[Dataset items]
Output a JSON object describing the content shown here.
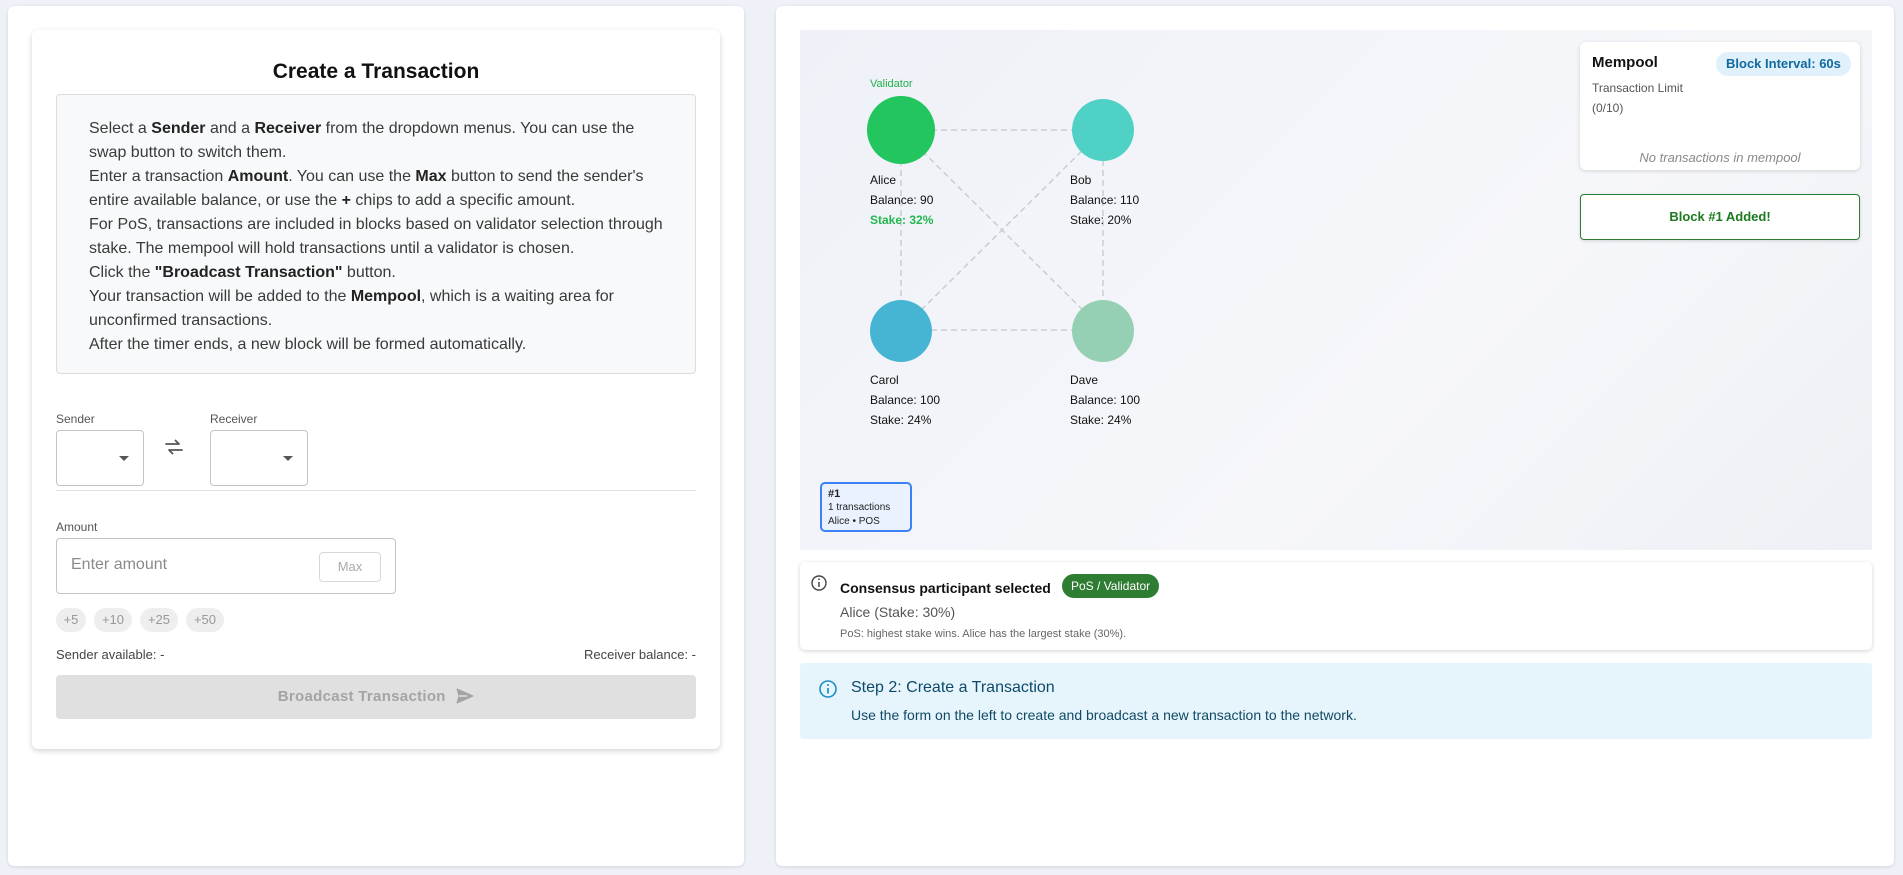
{
  "form": {
    "title": "Create a Transaction",
    "instructions": [
      [
        {
          "t": "Select a "
        },
        {
          "t": "Sender",
          "b": true
        },
        {
          "t": " and a "
        },
        {
          "t": "Receiver",
          "b": true
        },
        {
          "t": " from the dropdown menus. You can use the swap button to switch them."
        }
      ],
      [
        {
          "t": "Enter a transaction "
        },
        {
          "t": "Amount",
          "b": true
        },
        {
          "t": ". You can use the "
        },
        {
          "t": "Max",
          "b": true
        },
        {
          "t": " button to send the sender's entire available balance, or use the "
        },
        {
          "t": "+",
          "b": true
        },
        {
          "t": " chips to add a specific amount."
        }
      ],
      [
        {
          "t": "For PoS, transactions are included in blocks based on validator selection through stake. The mempool will hold transactions until a validator is chosen."
        }
      ],
      [
        {
          "t": "Click the "
        },
        {
          "t": "\"Broadcast Transaction\"",
          "b": true
        },
        {
          "t": " button."
        }
      ],
      [
        {
          "t": "Your transaction will be added to the "
        },
        {
          "t": "Mempool",
          "b": true
        },
        {
          "t": ", which is a waiting area for unconfirmed transactions."
        }
      ],
      [
        {
          "t": "After the timer ends, a new block will be formed automatically."
        }
      ]
    ],
    "sender_label": "Sender",
    "receiver_label": "Receiver",
    "amount_label": "Amount",
    "amount_placeholder": "Enter amount",
    "max_label": "Max",
    "chips": [
      "+5",
      "+10",
      "+25",
      "+50"
    ],
    "sender_available": "Sender available: -",
    "receiver_balance": "Receiver balance: -",
    "broadcast_label": "Broadcast Transaction"
  },
  "network": {
    "validator_label": "Validator",
    "nodes": [
      {
        "name": "Alice",
        "balance": "Balance: 90",
        "stake": "Stake: 32%",
        "color": "#22c55e",
        "validator": true
      },
      {
        "name": "Bob",
        "balance": "Balance: 110",
        "stake": "Stake: 20%",
        "color": "#4fd1c5",
        "validator": false
      },
      {
        "name": "Carol",
        "balance": "Balance: 100",
        "stake": "Stake: 24%",
        "color": "#45b5d3",
        "validator": false
      },
      {
        "name": "Dave",
        "balance": "Balance: 100",
        "stake": "Stake: 24%",
        "color": "#96d0b4",
        "validator": false
      }
    ],
    "edge_color": "#c9cdd3"
  },
  "mempool": {
    "title": "Mempool",
    "interval": "Block Interval: 60s",
    "limit_label": "Transaction Limit",
    "limit_count": "(0/10)",
    "empty": "No transactions in mempool"
  },
  "block_added": "Block #1 Added!",
  "chain": [
    {
      "number": "#1",
      "txs": "1 transactions",
      "meta": "Alice • POS"
    }
  ],
  "consensus": {
    "title": "Consensus participant selected",
    "badge": "PoS / Validator",
    "selected": "Alice (Stake: 30%)",
    "note": "PoS: highest stake wins. Alice has the largest stake (30%)."
  },
  "step": {
    "title": "Step 2: Create a Transaction",
    "body": "Use the form on the left to create and broadcast a new transaction to the network."
  }
}
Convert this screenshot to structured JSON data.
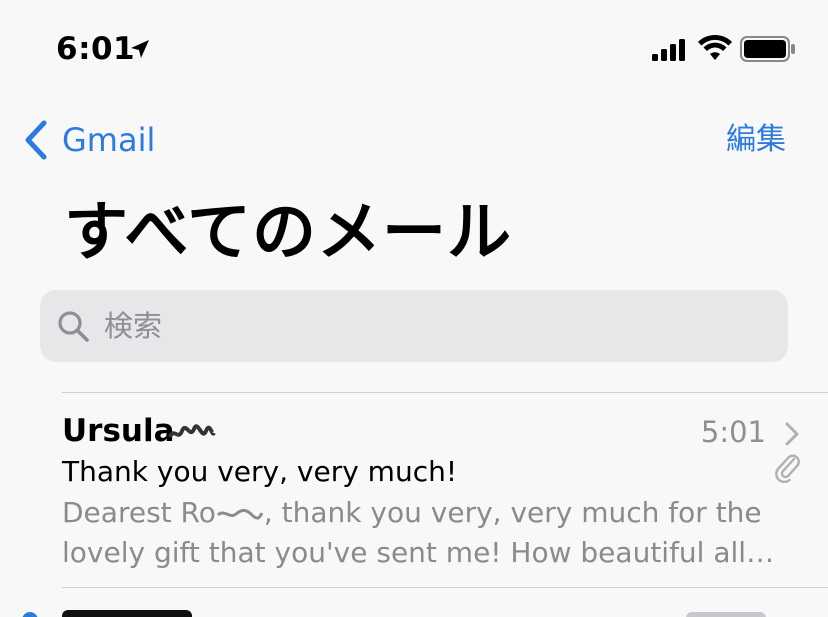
{
  "status_bar": {
    "time": "6:01"
  },
  "nav": {
    "back_label": "Gmail",
    "edit_label": "編集"
  },
  "page": {
    "title": "すべてのメール"
  },
  "search": {
    "placeholder": "検索",
    "value": ""
  },
  "mails": [
    {
      "sender": "Ursula",
      "time": "5:01",
      "subject": "Thank you very, very much!",
      "preview_line1_start": "Dearest Ro",
      "preview_line1_end": ", thank you very, very much for the",
      "preview_line2": "lovely gift that you've sent me! How beautiful all th…",
      "has_attachment": true
    }
  ],
  "colors": {
    "accent": "#2e7be0",
    "background": "#f8f8f8",
    "search_bg": "#e7e7ea",
    "secondary_text": "#8e8e93"
  }
}
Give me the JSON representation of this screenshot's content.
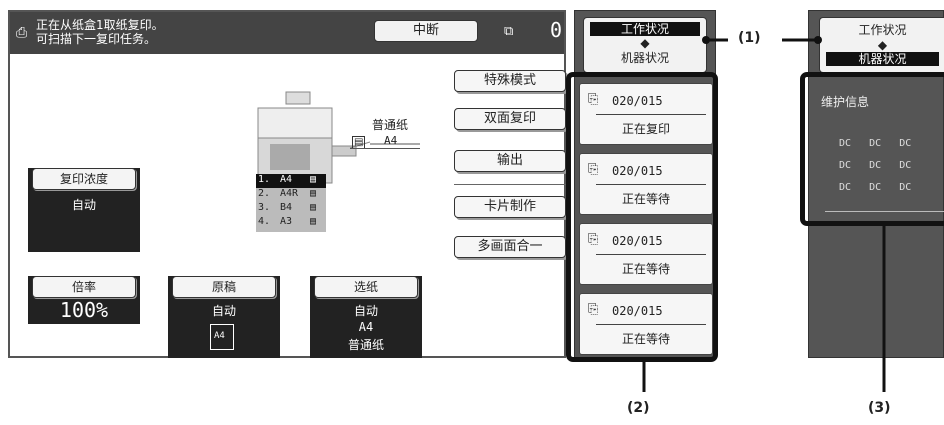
{
  "status": {
    "line1": "正在从纸盒1取纸复印。",
    "line2": "可扫描下一复印任务。",
    "interrupt_label": "中断",
    "count": "0"
  },
  "modes": {
    "special": "特殊模式",
    "duplex": "双面复印",
    "output": "输出",
    "card_shot": "卡片制作",
    "n_up": "多画面合一"
  },
  "machine": {
    "paper_type": "普通纸",
    "paper_size": "A4",
    "trays": [
      {
        "num": "1.",
        "size": "A4"
      },
      {
        "num": "2.",
        "size": "A4R"
      },
      {
        "num": "3.",
        "size": "B4"
      },
      {
        "num": "4.",
        "size": "A3"
      }
    ]
  },
  "settings": {
    "exposure_label": "复印浓度",
    "exposure_value": "自动",
    "ratio_label": "倍率",
    "ratio_value": "100%",
    "original_label": "原稿",
    "original_value": "自动",
    "original_size": "A4",
    "paper_label": "选纸",
    "paper_value": "自动",
    "paper_size": "A4",
    "paper_type": "普通纸"
  },
  "job_panel": {
    "tab_job_status": "工作状况",
    "tab_machine_status": "机器状况",
    "arrow": "◆",
    "jobs": [
      {
        "count": "020/015",
        "status": "正在复印"
      },
      {
        "count": "020/015",
        "status": "正在等待"
      },
      {
        "count": "020/015",
        "status": "正在等待"
      },
      {
        "count": "020/015",
        "status": "正在等待"
      }
    ]
  },
  "machine_panel": {
    "tab_job_status": "工作状况",
    "tab_machine_status": "机器状况",
    "maintenance_title": "维护信息",
    "dc_rows": [
      [
        "DC",
        "DC",
        "DC"
      ],
      [
        "DC",
        "DC",
        "DC"
      ],
      [
        "DC",
        "DC",
        "DC"
      ]
    ]
  },
  "callouts": {
    "one": "(1)",
    "two": "(2)",
    "three": "(3)"
  },
  "colors": {
    "dark": "#444444",
    "panel": "#555555",
    "highlight": "#111111"
  }
}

** Exercise details **
Copy every line of the data word for word, omitting the images.

** Answer below **
Output a JSON object describing the content shown here.
{
  "form": {
    "title": "Create a Transaction",
    "instructions": [
      [
        {
          "t": "Select a "
        },
        {
          "t": "Sender",
          "b": true
        },
        {
          "t": " and a "
        },
        {
          "t": "Receiver",
          "b": true
        },
        {
          "t": " from the dropdown menus. You can use the swap button to switch them."
        }
      ],
      [
        {
          "t": "Enter a transaction "
        },
        {
          "t": "Amount",
          "b": true
        },
        {
          "t": ". You can use the "
        },
        {
          "t": "Max",
          "b": true
        },
        {
          "t": " button to send the sender's entire available balance, or use the "
        },
        {
          "t": "+",
          "b": true
        },
        {
          "t": " chips to add a specific amount."
        }
      ],
      [
        {
          "t": "For PoS, transactions are included in blocks based on validator selection through stake. The mempool will hold transactions until a validator is chosen."
        }
      ],
      [
        {
          "t": "Click the "
        },
        {
          "t": "\"Broadcast Transaction\"",
          "b": true
        },
        {
          "t": " button."
        }
      ],
      [
        {
          "t": "Your transaction will be added to the "
        },
        {
          "t": "Mempool",
          "b": true
        },
        {
          "t": ", which is a waiting area for unconfirmed transactions."
        }
      ],
      [
        {
          "t": "After the timer ends, a new block will be formed automatically."
        }
      ]
    ],
    "sender_label": "Sender",
    "receiver_label": "Receiver",
    "amount_label": "Amount",
    "amount_placeholder": "Enter amount",
    "max_label": "Max",
    "chips": [
      "+5",
      "+10",
      "+25",
      "+50"
    ],
    "sender_available": "Sender available: -",
    "receiver_balance": "Receiver balance: -",
    "broadcast_label": "Broadcast Transaction"
  },
  "network": {
    "validator_label": "Validator",
    "nodes": [
      {
        "name": "Alice",
        "balance": "Balance: 90",
        "stake": "Stake: 32%",
        "color": "#22c55e",
        "validator": true
      },
      {
        "name": "Bob",
        "balance": "Balance: 110",
        "stake": "Stake: 20%",
        "color": "#4fd1c5",
        "validator": false
      },
      {
        "name": "Carol",
        "balance": "Balance: 100",
        "stake": "Stake: 24%",
        "color": "#45b5d3",
        "validator": false
      },
      {
        "name": "Dave",
        "balance": "Balance: 100",
        "stake": "Stake: 24%",
        "color": "#96d0b4",
        "validator": false
      }
    ],
    "edge_color": "#c9cdd3"
  },
  "mempool": {
    "title": "Mempool",
    "interval": "Block Interval: 60s",
    "limit_label": "Transaction Limit",
    "limit_count": "(0/10)",
    "empty": "No transactions in mempool"
  },
  "block_added": "Block #1 Added!",
  "chain": [
    {
      "number": "#1",
      "txs": "1 transactions",
      "meta": "Alice • POS"
    }
  ],
  "consensus": {
    "title": "Consensus participant selected",
    "badge": "PoS / Validator",
    "selected": "Alice (Stake: 30%)",
    "note": "PoS: highest stake wins. Alice has the largest stake (30%)."
  },
  "step": {
    "title": "Step 2: Create a Transaction",
    "body": "Use the form on the left to create and broadcast a new transaction to the network."
  }
}
Convert this screenshot to structured JSON data.
{
  "status_bar": {
    "time": "6:01"
  },
  "nav": {
    "back_label": "Gmail",
    "edit_label": "編集"
  },
  "page": {
    "title": "すべてのメール"
  },
  "search": {
    "placeholder": "検索",
    "value": ""
  },
  "mails": [
    {
      "sender": "Ursula",
      "time": "5:01",
      "subject": "Thank you very, very much!",
      "preview_line1_start": "Dearest Ro",
      "preview_line1_end": ", thank you very, very much for the",
      "preview_line2": "lovely gift that you've sent me! How beautiful all th…",
      "has_attachment": true
    }
  ],
  "colors": {
    "accent": "#2e7be0",
    "background": "#f8f8f8",
    "search_bg": "#e7e7ea",
    "secondary_text": "#8e8e93"
  }
}
Give me the JSON representation of this screenshot's content.
{
  "status": {
    "line1": "正在从纸盒1取纸复印。",
    "line2": "可扫描下一复印任务。",
    "interrupt_label": "中断",
    "count": "0"
  },
  "modes": {
    "special": "特殊模式",
    "duplex": "双面复印",
    "output": "输出",
    "card_shot": "卡片制作",
    "n_up": "多画面合一"
  },
  "machine": {
    "paper_type": "普通纸",
    "paper_size": "A4",
    "trays": [
      {
        "num": "1.",
        "size": "A4"
      },
      {
        "num": "2.",
        "size": "A4R"
      },
      {
        "num": "3.",
        "size": "B4"
      },
      {
        "num": "4.",
        "size": "A3"
      }
    ]
  },
  "settings": {
    "exposure_label": "复印浓度",
    "exposure_value": "自动",
    "ratio_label": "倍率",
    "ratio_value": "100%",
    "original_label": "原稿",
    "original_value": "自动",
    "original_size": "A4",
    "paper_label": "选纸",
    "paper_value": "自动",
    "paper_size": "A4",
    "paper_type": "普通纸"
  },
  "job_panel": {
    "tab_job_status": "工作状况",
    "tab_machine_status": "机器状况",
    "arrow": "◆",
    "jobs": [
      {
        "count": "020/015",
        "status": "正在复印"
      },
      {
        "count": "020/015",
        "status": "正在等待"
      },
      {
        "count": "020/015",
        "status": "正在等待"
      },
      {
        "count": "020/015",
        "status": "正在等待"
      }
    ]
  },
  "machine_panel": {
    "tab_job_status": "工作状况",
    "tab_machine_status": "机器状况",
    "maintenance_title": "维护信息",
    "dc_rows": [
      [
        "DC",
        "DC",
        "DC"
      ],
      [
        "DC",
        "DC",
        "DC"
      ],
      [
        "DC",
        "DC",
        "DC"
      ]
    ]
  },
  "callouts": {
    "one": "(1)",
    "two": "(2)",
    "three": "(3)"
  },
  "colors": {
    "dark": "#444444",
    "panel": "#555555",
    "highlight": "#111111"
  }
}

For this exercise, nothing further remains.